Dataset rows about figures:

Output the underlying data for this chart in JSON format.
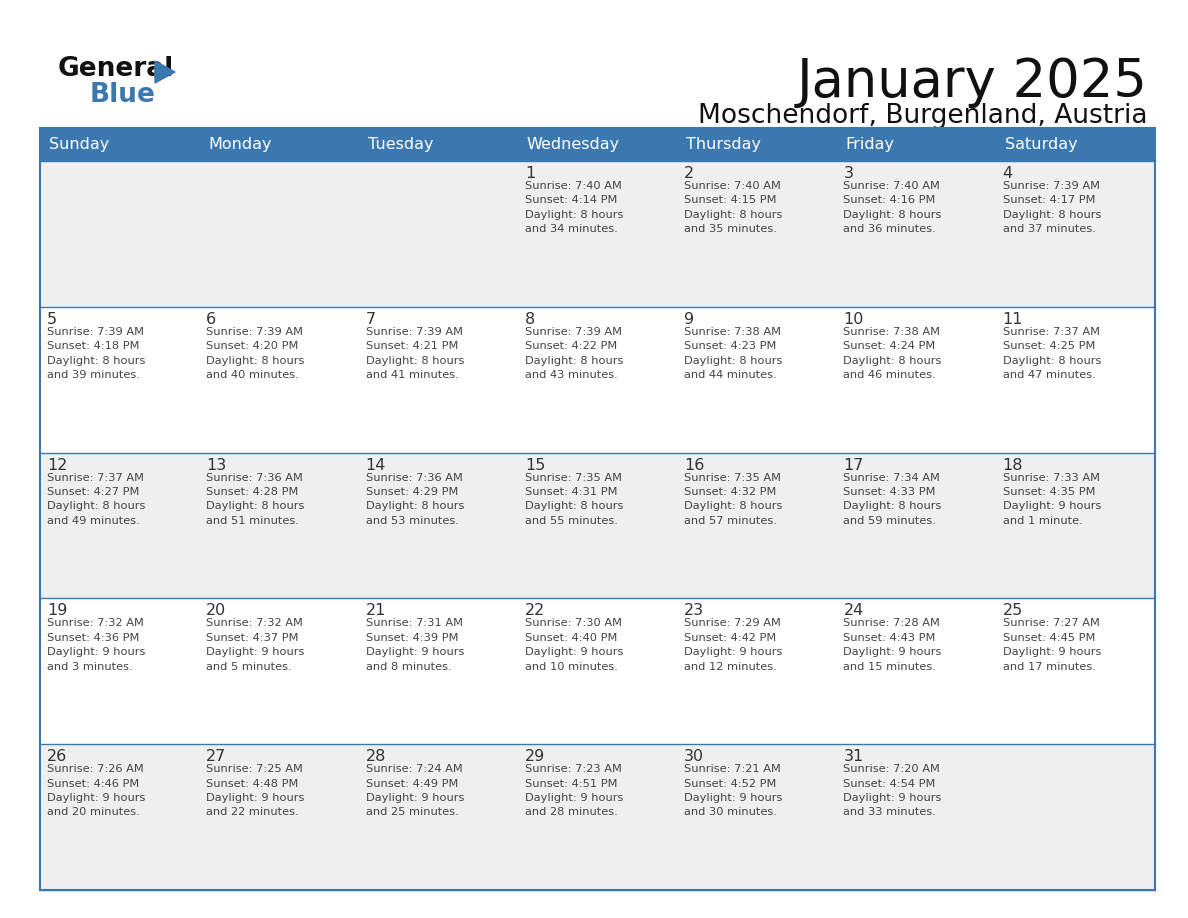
{
  "title": "January 2025",
  "subtitle": "Moschendorf, Burgenland, Austria",
  "header_color": "#3b78b0",
  "header_text_color": "#ffffff",
  "cell_bg_even": "#efefef",
  "cell_bg_odd": "#ffffff",
  "border_color": "#3b78b0",
  "day_number_color": "#333333",
  "cell_text_color": "#444444",
  "day_headers": [
    "Sunday",
    "Monday",
    "Tuesday",
    "Wednesday",
    "Thursday",
    "Friday",
    "Saturday"
  ],
  "weeks": [
    [
      {
        "day": "",
        "info": ""
      },
      {
        "day": "",
        "info": ""
      },
      {
        "day": "",
        "info": ""
      },
      {
        "day": "1",
        "info": "Sunrise: 7:40 AM\nSunset: 4:14 PM\nDaylight: 8 hours\nand 34 minutes."
      },
      {
        "day": "2",
        "info": "Sunrise: 7:40 AM\nSunset: 4:15 PM\nDaylight: 8 hours\nand 35 minutes."
      },
      {
        "day": "3",
        "info": "Sunrise: 7:40 AM\nSunset: 4:16 PM\nDaylight: 8 hours\nand 36 minutes."
      },
      {
        "day": "4",
        "info": "Sunrise: 7:39 AM\nSunset: 4:17 PM\nDaylight: 8 hours\nand 37 minutes."
      }
    ],
    [
      {
        "day": "5",
        "info": "Sunrise: 7:39 AM\nSunset: 4:18 PM\nDaylight: 8 hours\nand 39 minutes."
      },
      {
        "day": "6",
        "info": "Sunrise: 7:39 AM\nSunset: 4:20 PM\nDaylight: 8 hours\nand 40 minutes."
      },
      {
        "day": "7",
        "info": "Sunrise: 7:39 AM\nSunset: 4:21 PM\nDaylight: 8 hours\nand 41 minutes."
      },
      {
        "day": "8",
        "info": "Sunrise: 7:39 AM\nSunset: 4:22 PM\nDaylight: 8 hours\nand 43 minutes."
      },
      {
        "day": "9",
        "info": "Sunrise: 7:38 AM\nSunset: 4:23 PM\nDaylight: 8 hours\nand 44 minutes."
      },
      {
        "day": "10",
        "info": "Sunrise: 7:38 AM\nSunset: 4:24 PM\nDaylight: 8 hours\nand 46 minutes."
      },
      {
        "day": "11",
        "info": "Sunrise: 7:37 AM\nSunset: 4:25 PM\nDaylight: 8 hours\nand 47 minutes."
      }
    ],
    [
      {
        "day": "12",
        "info": "Sunrise: 7:37 AM\nSunset: 4:27 PM\nDaylight: 8 hours\nand 49 minutes."
      },
      {
        "day": "13",
        "info": "Sunrise: 7:36 AM\nSunset: 4:28 PM\nDaylight: 8 hours\nand 51 minutes."
      },
      {
        "day": "14",
        "info": "Sunrise: 7:36 AM\nSunset: 4:29 PM\nDaylight: 8 hours\nand 53 minutes."
      },
      {
        "day": "15",
        "info": "Sunrise: 7:35 AM\nSunset: 4:31 PM\nDaylight: 8 hours\nand 55 minutes."
      },
      {
        "day": "16",
        "info": "Sunrise: 7:35 AM\nSunset: 4:32 PM\nDaylight: 8 hours\nand 57 minutes."
      },
      {
        "day": "17",
        "info": "Sunrise: 7:34 AM\nSunset: 4:33 PM\nDaylight: 8 hours\nand 59 minutes."
      },
      {
        "day": "18",
        "info": "Sunrise: 7:33 AM\nSunset: 4:35 PM\nDaylight: 9 hours\nand 1 minute."
      }
    ],
    [
      {
        "day": "19",
        "info": "Sunrise: 7:32 AM\nSunset: 4:36 PM\nDaylight: 9 hours\nand 3 minutes."
      },
      {
        "day": "20",
        "info": "Sunrise: 7:32 AM\nSunset: 4:37 PM\nDaylight: 9 hours\nand 5 minutes."
      },
      {
        "day": "21",
        "info": "Sunrise: 7:31 AM\nSunset: 4:39 PM\nDaylight: 9 hours\nand 8 minutes."
      },
      {
        "day": "22",
        "info": "Sunrise: 7:30 AM\nSunset: 4:40 PM\nDaylight: 9 hours\nand 10 minutes."
      },
      {
        "day": "23",
        "info": "Sunrise: 7:29 AM\nSunset: 4:42 PM\nDaylight: 9 hours\nand 12 minutes."
      },
      {
        "day": "24",
        "info": "Sunrise: 7:28 AM\nSunset: 4:43 PM\nDaylight: 9 hours\nand 15 minutes."
      },
      {
        "day": "25",
        "info": "Sunrise: 7:27 AM\nSunset: 4:45 PM\nDaylight: 9 hours\nand 17 minutes."
      }
    ],
    [
      {
        "day": "26",
        "info": "Sunrise: 7:26 AM\nSunset: 4:46 PM\nDaylight: 9 hours\nand 20 minutes."
      },
      {
        "day": "27",
        "info": "Sunrise: 7:25 AM\nSunset: 4:48 PM\nDaylight: 9 hours\nand 22 minutes."
      },
      {
        "day": "28",
        "info": "Sunrise: 7:24 AM\nSunset: 4:49 PM\nDaylight: 9 hours\nand 25 minutes."
      },
      {
        "day": "29",
        "info": "Sunrise: 7:23 AM\nSunset: 4:51 PM\nDaylight: 9 hours\nand 28 minutes."
      },
      {
        "day": "30",
        "info": "Sunrise: 7:21 AM\nSunset: 4:52 PM\nDaylight: 9 hours\nand 30 minutes."
      },
      {
        "day": "31",
        "info": "Sunrise: 7:20 AM\nSunset: 4:54 PM\nDaylight: 9 hours\nand 33 minutes."
      },
      {
        "day": "",
        "info": ""
      }
    ]
  ]
}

• **The problem**
What count of lines in the listing contain the word "ffffff"? Reply with the number only.

• **Full response**
2